**What you need to do:** Your task is to give the listing below back word for word, pictures excluded.

Records from a data source
## start

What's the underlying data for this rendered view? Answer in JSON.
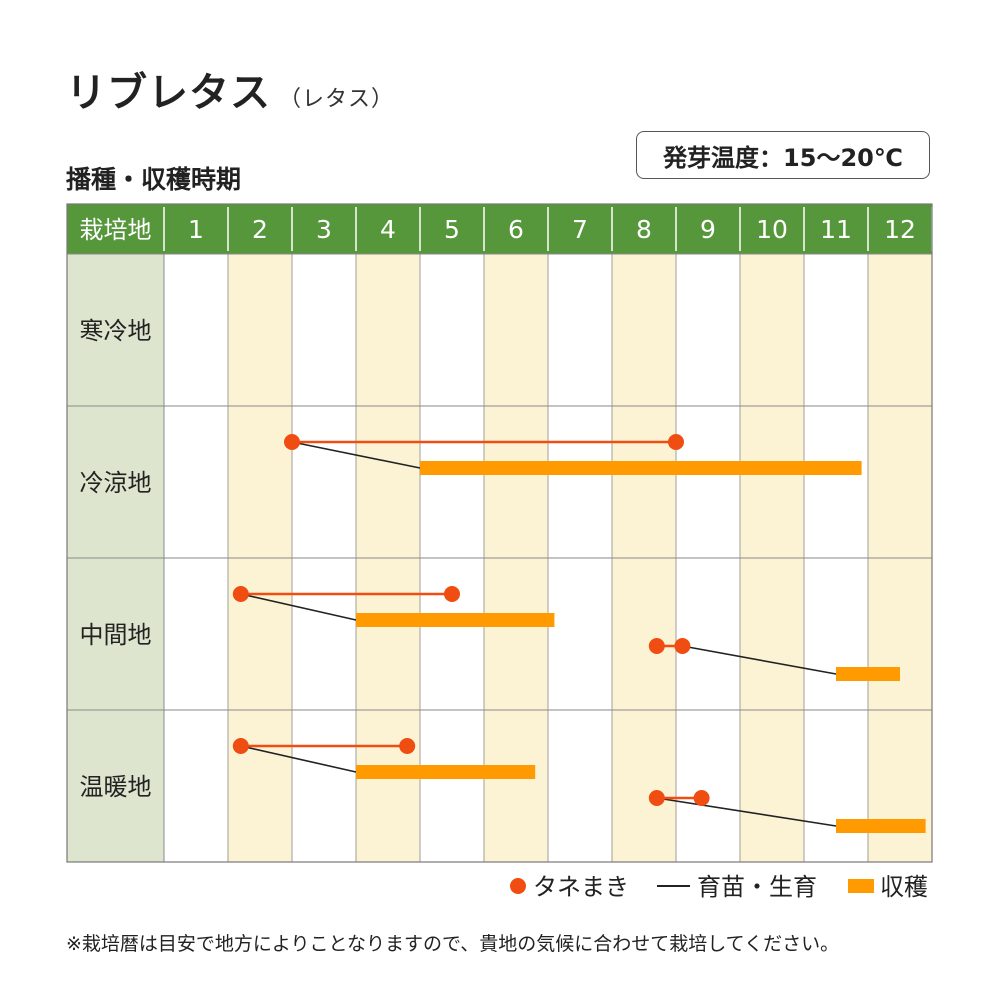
{
  "header": {
    "title": "リブレタス",
    "title_sub": "（レタス）",
    "section_title": "播種・収穫時期",
    "germination_temp": "発芽温度：15〜20℃"
  },
  "footnote": "※栽培暦は目安で地方によりことなりますので、貴地の気候に合わせて栽培してください。",
  "colors": {
    "header_green": "#55973a",
    "region_bg": "#dde5cf",
    "stripe": "#fcf3d5",
    "grid": "#8a8a8a",
    "sowing": "#f04d12",
    "nursery": "#222222",
    "harvest": "#ff9a00"
  },
  "chart_data": {
    "type": "timeline",
    "corner_label": "栽培地",
    "months": [
      "1",
      "2",
      "3",
      "4",
      "5",
      "6",
      "7",
      "8",
      "9",
      "10",
      "11",
      "12"
    ],
    "regions": [
      {
        "name": "寒冷地",
        "sowing": [],
        "nursery": [],
        "harvest": []
      },
      {
        "name": "冷涼地",
        "sowing": [
          [
            3.0,
            9.0
          ]
        ],
        "nursery": [
          [
            3.0,
            5.0
          ]
        ],
        "harvest": [
          [
            5.0,
            11.9
          ]
        ]
      },
      {
        "name": "中間地",
        "sowing": [
          [
            2.2,
            5.5
          ],
          [
            8.7,
            9.1
          ]
        ],
        "nursery": [
          [
            2.2,
            4.0
          ],
          [
            9.1,
            11.5
          ]
        ],
        "harvest": [
          [
            4.0,
            7.1
          ],
          [
            11.5,
            12.5
          ]
        ]
      },
      {
        "name": "温暖地",
        "sowing": [
          [
            2.2,
            4.8
          ],
          [
            8.7,
            9.4
          ]
        ],
        "nursery": [
          [
            2.2,
            4.0
          ],
          [
            8.7,
            11.5
          ]
        ],
        "harvest": [
          [
            4.0,
            6.8
          ],
          [
            11.5,
            12.9
          ]
        ]
      }
    ],
    "legend": {
      "sowing": "タネまき",
      "nursery": "育苗・生育",
      "harvest": "収穫"
    }
  }
}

## end

**Expected answer:**
What's the underlying data for this rendered view? Answer in JSON.
{
  "header": {
    "title": "リブレタス",
    "title_sub": "（レタス）",
    "section_title": "播種・収穫時期",
    "germination_temp": "発芽温度：15〜20℃"
  },
  "footnote": "※栽培暦は目安で地方によりことなりますので、貴地の気候に合わせて栽培してください。",
  "colors": {
    "header_green": "#55973a",
    "region_bg": "#dde5cf",
    "stripe": "#fcf3d5",
    "grid": "#8a8a8a",
    "sowing": "#f04d12",
    "nursery": "#222222",
    "harvest": "#ff9a00"
  },
  "chart_data": {
    "type": "timeline",
    "corner_label": "栽培地",
    "months": [
      "1",
      "2",
      "3",
      "4",
      "5",
      "6",
      "7",
      "8",
      "9",
      "10",
      "11",
      "12"
    ],
    "regions": [
      {
        "name": "寒冷地",
        "sowing": [],
        "nursery": [],
        "harvest": []
      },
      {
        "name": "冷涼地",
        "sowing": [
          [
            3.0,
            9.0
          ]
        ],
        "nursery": [
          [
            3.0,
            5.0
          ]
        ],
        "harvest": [
          [
            5.0,
            11.9
          ]
        ]
      },
      {
        "name": "中間地",
        "sowing": [
          [
            2.2,
            5.5
          ],
          [
            8.7,
            9.1
          ]
        ],
        "nursery": [
          [
            2.2,
            4.0
          ],
          [
            9.1,
            11.5
          ]
        ],
        "harvest": [
          [
            4.0,
            7.1
          ],
          [
            11.5,
            12.5
          ]
        ]
      },
      {
        "name": "温暖地",
        "sowing": [
          [
            2.2,
            4.8
          ],
          [
            8.7,
            9.4
          ]
        ],
        "nursery": [
          [
            2.2,
            4.0
          ],
          [
            8.7,
            11.5
          ]
        ],
        "harvest": [
          [
            4.0,
            6.8
          ],
          [
            11.5,
            12.9
          ]
        ]
      }
    ],
    "legend": {
      "sowing": "タネまき",
      "nursery": "育苗・生育",
      "harvest": "収穫"
    }
  }
}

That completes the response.